> **GIVEN REQUEST**
Go through the records and extract every line with the word "name".

> **RECORDED DATA**
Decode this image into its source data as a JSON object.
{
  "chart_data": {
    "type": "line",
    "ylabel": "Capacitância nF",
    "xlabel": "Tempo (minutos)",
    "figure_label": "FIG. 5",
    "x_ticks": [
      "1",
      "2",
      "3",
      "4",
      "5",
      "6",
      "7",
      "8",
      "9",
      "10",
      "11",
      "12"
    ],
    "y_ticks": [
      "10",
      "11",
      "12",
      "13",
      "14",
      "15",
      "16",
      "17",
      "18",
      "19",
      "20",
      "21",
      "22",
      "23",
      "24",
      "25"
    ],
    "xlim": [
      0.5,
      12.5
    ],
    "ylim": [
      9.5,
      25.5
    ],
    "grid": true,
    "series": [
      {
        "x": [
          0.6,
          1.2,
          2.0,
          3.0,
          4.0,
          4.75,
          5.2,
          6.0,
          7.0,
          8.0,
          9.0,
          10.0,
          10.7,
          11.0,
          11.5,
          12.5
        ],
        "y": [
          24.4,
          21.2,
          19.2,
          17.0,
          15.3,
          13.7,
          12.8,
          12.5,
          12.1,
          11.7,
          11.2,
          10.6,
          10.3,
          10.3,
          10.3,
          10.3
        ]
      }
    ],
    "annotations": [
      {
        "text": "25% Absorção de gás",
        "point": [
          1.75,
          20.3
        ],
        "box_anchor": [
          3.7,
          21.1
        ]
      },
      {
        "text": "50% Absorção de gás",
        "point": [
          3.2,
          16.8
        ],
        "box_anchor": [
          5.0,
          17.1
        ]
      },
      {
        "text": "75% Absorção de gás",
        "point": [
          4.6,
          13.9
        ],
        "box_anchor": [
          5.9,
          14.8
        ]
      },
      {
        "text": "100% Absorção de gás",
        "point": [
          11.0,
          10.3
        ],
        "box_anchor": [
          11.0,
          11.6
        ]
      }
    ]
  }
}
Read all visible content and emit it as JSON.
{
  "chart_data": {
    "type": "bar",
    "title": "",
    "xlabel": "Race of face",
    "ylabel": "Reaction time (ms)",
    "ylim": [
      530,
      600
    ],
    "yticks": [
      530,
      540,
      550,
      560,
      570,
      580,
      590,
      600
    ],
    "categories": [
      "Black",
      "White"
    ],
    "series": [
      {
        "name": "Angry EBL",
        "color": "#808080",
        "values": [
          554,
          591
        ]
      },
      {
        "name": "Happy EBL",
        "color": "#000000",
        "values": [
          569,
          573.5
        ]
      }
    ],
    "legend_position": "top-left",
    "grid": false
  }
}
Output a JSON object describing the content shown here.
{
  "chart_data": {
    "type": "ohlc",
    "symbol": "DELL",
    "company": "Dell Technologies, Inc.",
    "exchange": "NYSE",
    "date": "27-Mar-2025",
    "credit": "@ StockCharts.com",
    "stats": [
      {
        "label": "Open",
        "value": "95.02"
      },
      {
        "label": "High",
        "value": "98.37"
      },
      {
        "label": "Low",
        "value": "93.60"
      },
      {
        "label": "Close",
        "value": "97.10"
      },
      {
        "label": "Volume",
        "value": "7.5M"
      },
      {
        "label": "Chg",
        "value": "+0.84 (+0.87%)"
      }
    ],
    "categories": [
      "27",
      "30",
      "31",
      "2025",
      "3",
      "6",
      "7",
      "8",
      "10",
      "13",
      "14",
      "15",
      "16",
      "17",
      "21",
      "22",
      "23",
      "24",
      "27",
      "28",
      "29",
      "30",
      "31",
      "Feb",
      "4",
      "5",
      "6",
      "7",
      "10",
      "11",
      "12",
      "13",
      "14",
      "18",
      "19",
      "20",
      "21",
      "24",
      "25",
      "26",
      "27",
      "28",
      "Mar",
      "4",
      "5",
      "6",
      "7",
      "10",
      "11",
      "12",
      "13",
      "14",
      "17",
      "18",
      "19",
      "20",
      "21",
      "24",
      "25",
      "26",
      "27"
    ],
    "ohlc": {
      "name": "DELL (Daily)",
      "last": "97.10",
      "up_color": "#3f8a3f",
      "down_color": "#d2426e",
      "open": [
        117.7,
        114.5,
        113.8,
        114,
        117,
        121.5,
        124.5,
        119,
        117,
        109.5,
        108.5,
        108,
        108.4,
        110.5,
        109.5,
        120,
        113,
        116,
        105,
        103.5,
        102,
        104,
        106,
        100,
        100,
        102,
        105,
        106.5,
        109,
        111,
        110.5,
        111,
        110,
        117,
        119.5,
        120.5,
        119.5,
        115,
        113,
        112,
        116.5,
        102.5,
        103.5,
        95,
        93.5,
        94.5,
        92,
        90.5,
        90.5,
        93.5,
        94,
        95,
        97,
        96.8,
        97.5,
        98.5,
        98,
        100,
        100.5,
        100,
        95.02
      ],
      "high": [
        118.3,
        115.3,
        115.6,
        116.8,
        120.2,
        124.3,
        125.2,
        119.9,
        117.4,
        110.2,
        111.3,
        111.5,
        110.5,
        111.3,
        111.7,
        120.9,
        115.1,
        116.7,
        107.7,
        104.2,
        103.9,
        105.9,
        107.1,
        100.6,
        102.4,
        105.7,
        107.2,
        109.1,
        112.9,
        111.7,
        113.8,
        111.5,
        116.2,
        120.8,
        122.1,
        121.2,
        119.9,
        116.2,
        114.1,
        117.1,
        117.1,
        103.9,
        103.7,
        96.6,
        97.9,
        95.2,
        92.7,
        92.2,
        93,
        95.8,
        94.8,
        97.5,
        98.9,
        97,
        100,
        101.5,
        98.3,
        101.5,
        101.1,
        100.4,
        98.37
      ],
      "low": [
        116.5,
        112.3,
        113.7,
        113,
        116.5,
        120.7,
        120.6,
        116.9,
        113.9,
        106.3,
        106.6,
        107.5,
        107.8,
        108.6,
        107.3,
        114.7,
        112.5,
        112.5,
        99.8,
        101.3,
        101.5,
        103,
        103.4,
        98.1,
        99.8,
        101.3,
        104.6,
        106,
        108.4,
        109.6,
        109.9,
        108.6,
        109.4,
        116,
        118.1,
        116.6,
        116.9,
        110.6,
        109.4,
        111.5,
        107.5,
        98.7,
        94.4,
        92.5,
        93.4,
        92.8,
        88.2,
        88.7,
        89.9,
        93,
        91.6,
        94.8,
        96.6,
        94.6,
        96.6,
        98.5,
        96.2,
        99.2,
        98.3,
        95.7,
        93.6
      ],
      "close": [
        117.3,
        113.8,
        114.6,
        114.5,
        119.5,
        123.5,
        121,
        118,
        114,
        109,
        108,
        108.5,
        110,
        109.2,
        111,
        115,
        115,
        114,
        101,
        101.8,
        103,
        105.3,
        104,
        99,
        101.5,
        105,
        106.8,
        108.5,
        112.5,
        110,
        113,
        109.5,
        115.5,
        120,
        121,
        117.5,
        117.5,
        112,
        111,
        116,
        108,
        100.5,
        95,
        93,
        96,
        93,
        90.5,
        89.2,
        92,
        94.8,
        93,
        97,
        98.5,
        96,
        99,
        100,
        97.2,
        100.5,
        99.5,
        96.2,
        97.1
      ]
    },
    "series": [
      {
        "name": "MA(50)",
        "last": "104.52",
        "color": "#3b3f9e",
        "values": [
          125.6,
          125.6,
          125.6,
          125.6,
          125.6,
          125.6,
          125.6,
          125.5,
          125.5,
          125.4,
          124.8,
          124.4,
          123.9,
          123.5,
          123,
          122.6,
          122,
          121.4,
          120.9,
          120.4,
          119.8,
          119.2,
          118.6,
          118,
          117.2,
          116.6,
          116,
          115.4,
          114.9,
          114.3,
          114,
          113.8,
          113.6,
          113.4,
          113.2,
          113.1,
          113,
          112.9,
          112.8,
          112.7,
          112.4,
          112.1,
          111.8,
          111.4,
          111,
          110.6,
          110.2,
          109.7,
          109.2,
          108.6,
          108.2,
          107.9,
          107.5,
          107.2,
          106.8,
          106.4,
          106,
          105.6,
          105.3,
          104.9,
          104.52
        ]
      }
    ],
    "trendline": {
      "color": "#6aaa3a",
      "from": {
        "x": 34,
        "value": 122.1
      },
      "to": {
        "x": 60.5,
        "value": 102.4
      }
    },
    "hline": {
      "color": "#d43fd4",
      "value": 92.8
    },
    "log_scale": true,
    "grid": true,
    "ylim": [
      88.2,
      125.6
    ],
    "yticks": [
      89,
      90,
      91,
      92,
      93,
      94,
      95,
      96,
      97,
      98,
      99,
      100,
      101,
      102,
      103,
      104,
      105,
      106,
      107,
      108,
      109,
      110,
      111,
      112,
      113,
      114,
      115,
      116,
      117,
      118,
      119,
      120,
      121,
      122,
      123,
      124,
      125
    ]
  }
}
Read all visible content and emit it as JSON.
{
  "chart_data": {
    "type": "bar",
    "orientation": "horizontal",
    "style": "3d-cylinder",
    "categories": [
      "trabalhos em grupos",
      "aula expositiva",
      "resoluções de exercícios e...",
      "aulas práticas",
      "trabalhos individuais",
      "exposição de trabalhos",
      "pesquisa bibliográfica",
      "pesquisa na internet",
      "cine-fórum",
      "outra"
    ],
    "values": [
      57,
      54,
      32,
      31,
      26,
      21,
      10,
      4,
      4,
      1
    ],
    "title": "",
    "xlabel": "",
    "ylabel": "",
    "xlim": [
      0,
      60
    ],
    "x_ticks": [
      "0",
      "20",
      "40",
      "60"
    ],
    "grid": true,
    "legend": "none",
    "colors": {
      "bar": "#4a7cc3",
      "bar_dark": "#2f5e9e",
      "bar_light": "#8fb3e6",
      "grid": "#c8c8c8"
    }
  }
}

> **SOLUTION FOR THIS PROBLEM**
        "name": "Angry EBL",
        "name": "Happy EBL",
      "name": "DELL (Daily)",
        "name": "MA(50)",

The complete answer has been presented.